↓↓↓
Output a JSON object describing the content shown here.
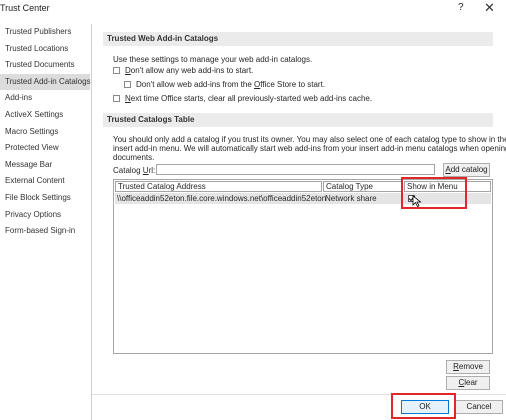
{
  "window": {
    "title": "Trust Center",
    "help": "?",
    "close": "✕"
  },
  "nav": {
    "items": [
      "Trusted Publishers",
      "Trusted Locations",
      "Trusted Documents",
      "Trusted Add-in Catalogs",
      "Add-ins",
      "ActiveX Settings",
      "Macro Settings",
      "Protected View",
      "Message Bar",
      "External Content",
      "File Block Settings",
      "Privacy Options",
      "Form-based Sign-in"
    ],
    "active": "Trusted Add-in Catalogs"
  },
  "web_catalogs": {
    "header": "Trusted Web Add-in Catalogs",
    "intro": "Use these settings to manage your web add-in catalogs.",
    "dont_allow": {
      "key": "D",
      "rest": "on't allow any web add-ins to start.",
      "checked": false
    },
    "dont_allow_store": {
      "pre": "Don't allow web add-ins from the ",
      "key": "O",
      "rest": "ffice Store to start.",
      "checked": false
    },
    "next_time": {
      "key": "N",
      "rest": "ext time Office starts, clear all previously-started web add-ins cache.",
      "checked": false
    }
  },
  "catalogs_table": {
    "header": "Trusted Catalogs Table",
    "desc_line1": "You should only add a catalog if you trust its owner. You may also select one of each catalog type to show in the",
    "desc_line2": "insert add-in menu. We will automatically start web add-ins from your insert add-in menu catalogs when opening",
    "desc_line3": "documents.",
    "url_label_pre": "Catalog ",
    "url_label_key": "U",
    "url_label_post": "rl:",
    "url_value": "",
    "add_button_pre": "",
    "add_button_key": "A",
    "add_button_post": "dd catalog",
    "columns": [
      "Trusted Catalog Address",
      "Catalog Type",
      "Show in Menu"
    ],
    "rows": [
      {
        "address": "\\\\officeaddin52eton.file.core.windows.net\\officeaddin52eton",
        "type": "Network share",
        "show_in_menu": true
      }
    ],
    "remove_pre": "",
    "remove_key": "R",
    "remove_post": "emove",
    "clear_pre": "",
    "clear_key": "C",
    "clear_post": "lear"
  },
  "footer": {
    "ok": "OK",
    "cancel": "Cancel"
  },
  "colors": {
    "highlight": "#e0282a",
    "active_nav": "#dcdcdc",
    "section_header": "#ebebeb"
  }
}
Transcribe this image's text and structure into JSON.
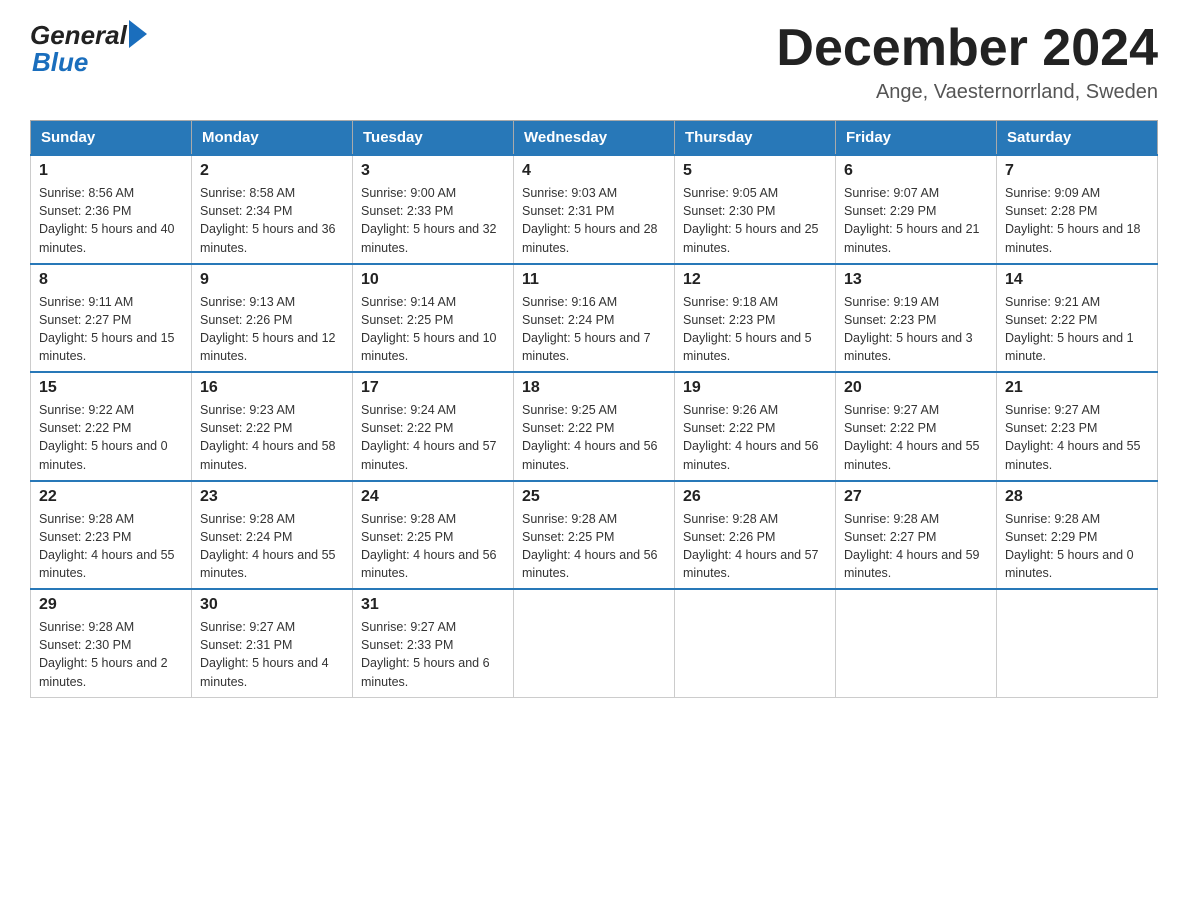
{
  "logo": {
    "general": "General",
    "blue": "Blue"
  },
  "header": {
    "month_title": "December 2024",
    "location": "Ange, Vaesternorrland, Sweden"
  },
  "days_of_week": [
    "Sunday",
    "Monday",
    "Tuesday",
    "Wednesday",
    "Thursday",
    "Friday",
    "Saturday"
  ],
  "weeks": [
    [
      {
        "day": "1",
        "sunrise": "Sunrise: 8:56 AM",
        "sunset": "Sunset: 2:36 PM",
        "daylight": "Daylight: 5 hours and 40 minutes."
      },
      {
        "day": "2",
        "sunrise": "Sunrise: 8:58 AM",
        "sunset": "Sunset: 2:34 PM",
        "daylight": "Daylight: 5 hours and 36 minutes."
      },
      {
        "day": "3",
        "sunrise": "Sunrise: 9:00 AM",
        "sunset": "Sunset: 2:33 PM",
        "daylight": "Daylight: 5 hours and 32 minutes."
      },
      {
        "day": "4",
        "sunrise": "Sunrise: 9:03 AM",
        "sunset": "Sunset: 2:31 PM",
        "daylight": "Daylight: 5 hours and 28 minutes."
      },
      {
        "day": "5",
        "sunrise": "Sunrise: 9:05 AM",
        "sunset": "Sunset: 2:30 PM",
        "daylight": "Daylight: 5 hours and 25 minutes."
      },
      {
        "day": "6",
        "sunrise": "Sunrise: 9:07 AM",
        "sunset": "Sunset: 2:29 PM",
        "daylight": "Daylight: 5 hours and 21 minutes."
      },
      {
        "day": "7",
        "sunrise": "Sunrise: 9:09 AM",
        "sunset": "Sunset: 2:28 PM",
        "daylight": "Daylight: 5 hours and 18 minutes."
      }
    ],
    [
      {
        "day": "8",
        "sunrise": "Sunrise: 9:11 AM",
        "sunset": "Sunset: 2:27 PM",
        "daylight": "Daylight: 5 hours and 15 minutes."
      },
      {
        "day": "9",
        "sunrise": "Sunrise: 9:13 AM",
        "sunset": "Sunset: 2:26 PM",
        "daylight": "Daylight: 5 hours and 12 minutes."
      },
      {
        "day": "10",
        "sunrise": "Sunrise: 9:14 AM",
        "sunset": "Sunset: 2:25 PM",
        "daylight": "Daylight: 5 hours and 10 minutes."
      },
      {
        "day": "11",
        "sunrise": "Sunrise: 9:16 AM",
        "sunset": "Sunset: 2:24 PM",
        "daylight": "Daylight: 5 hours and 7 minutes."
      },
      {
        "day": "12",
        "sunrise": "Sunrise: 9:18 AM",
        "sunset": "Sunset: 2:23 PM",
        "daylight": "Daylight: 5 hours and 5 minutes."
      },
      {
        "day": "13",
        "sunrise": "Sunrise: 9:19 AM",
        "sunset": "Sunset: 2:23 PM",
        "daylight": "Daylight: 5 hours and 3 minutes."
      },
      {
        "day": "14",
        "sunrise": "Sunrise: 9:21 AM",
        "sunset": "Sunset: 2:22 PM",
        "daylight": "Daylight: 5 hours and 1 minute."
      }
    ],
    [
      {
        "day": "15",
        "sunrise": "Sunrise: 9:22 AM",
        "sunset": "Sunset: 2:22 PM",
        "daylight": "Daylight: 5 hours and 0 minutes."
      },
      {
        "day": "16",
        "sunrise": "Sunrise: 9:23 AM",
        "sunset": "Sunset: 2:22 PM",
        "daylight": "Daylight: 4 hours and 58 minutes."
      },
      {
        "day": "17",
        "sunrise": "Sunrise: 9:24 AM",
        "sunset": "Sunset: 2:22 PM",
        "daylight": "Daylight: 4 hours and 57 minutes."
      },
      {
        "day": "18",
        "sunrise": "Sunrise: 9:25 AM",
        "sunset": "Sunset: 2:22 PM",
        "daylight": "Daylight: 4 hours and 56 minutes."
      },
      {
        "day": "19",
        "sunrise": "Sunrise: 9:26 AM",
        "sunset": "Sunset: 2:22 PM",
        "daylight": "Daylight: 4 hours and 56 minutes."
      },
      {
        "day": "20",
        "sunrise": "Sunrise: 9:27 AM",
        "sunset": "Sunset: 2:22 PM",
        "daylight": "Daylight: 4 hours and 55 minutes."
      },
      {
        "day": "21",
        "sunrise": "Sunrise: 9:27 AM",
        "sunset": "Sunset: 2:23 PM",
        "daylight": "Daylight: 4 hours and 55 minutes."
      }
    ],
    [
      {
        "day": "22",
        "sunrise": "Sunrise: 9:28 AM",
        "sunset": "Sunset: 2:23 PM",
        "daylight": "Daylight: 4 hours and 55 minutes."
      },
      {
        "day": "23",
        "sunrise": "Sunrise: 9:28 AM",
        "sunset": "Sunset: 2:24 PM",
        "daylight": "Daylight: 4 hours and 55 minutes."
      },
      {
        "day": "24",
        "sunrise": "Sunrise: 9:28 AM",
        "sunset": "Sunset: 2:25 PM",
        "daylight": "Daylight: 4 hours and 56 minutes."
      },
      {
        "day": "25",
        "sunrise": "Sunrise: 9:28 AM",
        "sunset": "Sunset: 2:25 PM",
        "daylight": "Daylight: 4 hours and 56 minutes."
      },
      {
        "day": "26",
        "sunrise": "Sunrise: 9:28 AM",
        "sunset": "Sunset: 2:26 PM",
        "daylight": "Daylight: 4 hours and 57 minutes."
      },
      {
        "day": "27",
        "sunrise": "Sunrise: 9:28 AM",
        "sunset": "Sunset: 2:27 PM",
        "daylight": "Daylight: 4 hours and 59 minutes."
      },
      {
        "day": "28",
        "sunrise": "Sunrise: 9:28 AM",
        "sunset": "Sunset: 2:29 PM",
        "daylight": "Daylight: 5 hours and 0 minutes."
      }
    ],
    [
      {
        "day": "29",
        "sunrise": "Sunrise: 9:28 AM",
        "sunset": "Sunset: 2:30 PM",
        "daylight": "Daylight: 5 hours and 2 minutes."
      },
      {
        "day": "30",
        "sunrise": "Sunrise: 9:27 AM",
        "sunset": "Sunset: 2:31 PM",
        "daylight": "Daylight: 5 hours and 4 minutes."
      },
      {
        "day": "31",
        "sunrise": "Sunrise: 9:27 AM",
        "sunset": "Sunset: 2:33 PM",
        "daylight": "Daylight: 5 hours and 6 minutes."
      },
      null,
      null,
      null,
      null
    ]
  ]
}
↑↑↑
> [Directive]
Find every line in the records above that holds the word "Trusted", and copy each one.

> [Task response]
      "Trusted Publishers",
      "Trusted Locations",
      "Trusted Documents",
      "Trusted Add-in Catalogs",
    "active": "Trusted Add-in Catalogs"
    "header": "Trusted Web Add-in Catalogs",
    "header": "Trusted Catalogs Table",
      "Trusted Catalog Address",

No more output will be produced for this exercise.